## RECORD EXTRACTS
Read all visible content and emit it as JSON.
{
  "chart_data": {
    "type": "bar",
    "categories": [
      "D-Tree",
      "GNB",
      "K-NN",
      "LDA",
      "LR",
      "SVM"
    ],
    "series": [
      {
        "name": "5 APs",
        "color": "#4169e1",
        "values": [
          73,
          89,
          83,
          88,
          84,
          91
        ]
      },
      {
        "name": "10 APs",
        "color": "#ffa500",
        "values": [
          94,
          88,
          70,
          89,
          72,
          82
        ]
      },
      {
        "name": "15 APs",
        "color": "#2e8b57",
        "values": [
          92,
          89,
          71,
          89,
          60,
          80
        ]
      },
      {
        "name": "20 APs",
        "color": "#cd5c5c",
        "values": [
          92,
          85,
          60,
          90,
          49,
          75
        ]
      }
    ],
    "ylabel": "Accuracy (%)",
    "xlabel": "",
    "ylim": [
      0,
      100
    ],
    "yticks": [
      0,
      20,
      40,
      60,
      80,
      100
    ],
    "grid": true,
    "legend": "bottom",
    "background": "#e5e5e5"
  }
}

## TASK GOAL
Reproduce the full listing above, character for character.

## CORRECT ANSWER
Read all visible content and emit it as JSON.
{
  "chart_data": {
    "type": "bar",
    "categories": [
      "D-Tree",
      "GNB",
      "K-NN",
      "LDA",
      "LR",
      "SVM"
    ],
    "series": [
      {
        "name": "5 APs",
        "color": "#4169e1",
        "values": [
          73,
          89,
          83,
          88,
          84,
          91
        ]
      },
      {
        "name": "10 APs",
        "color": "#ffa500",
        "values": [
          94,
          88,
          70,
          89,
          72,
          82
        ]
      },
      {
        "name": "15 APs",
        "color": "#2e8b57",
        "values": [
          92,
          89,
          71,
          89,
          60,
          80
        ]
      },
      {
        "name": "20 APs",
        "color": "#cd5c5c",
        "values": [
          92,
          85,
          60,
          90,
          49,
          75
        ]
      }
    ],
    "ylabel": "Accuracy (%)",
    "xlabel": "",
    "ylim": [
      0,
      100
    ],
    "yticks": [
      0,
      20,
      40,
      60,
      80,
      100
    ],
    "grid": true,
    "legend": "bottom",
    "background": "#e5e5e5"
  }
}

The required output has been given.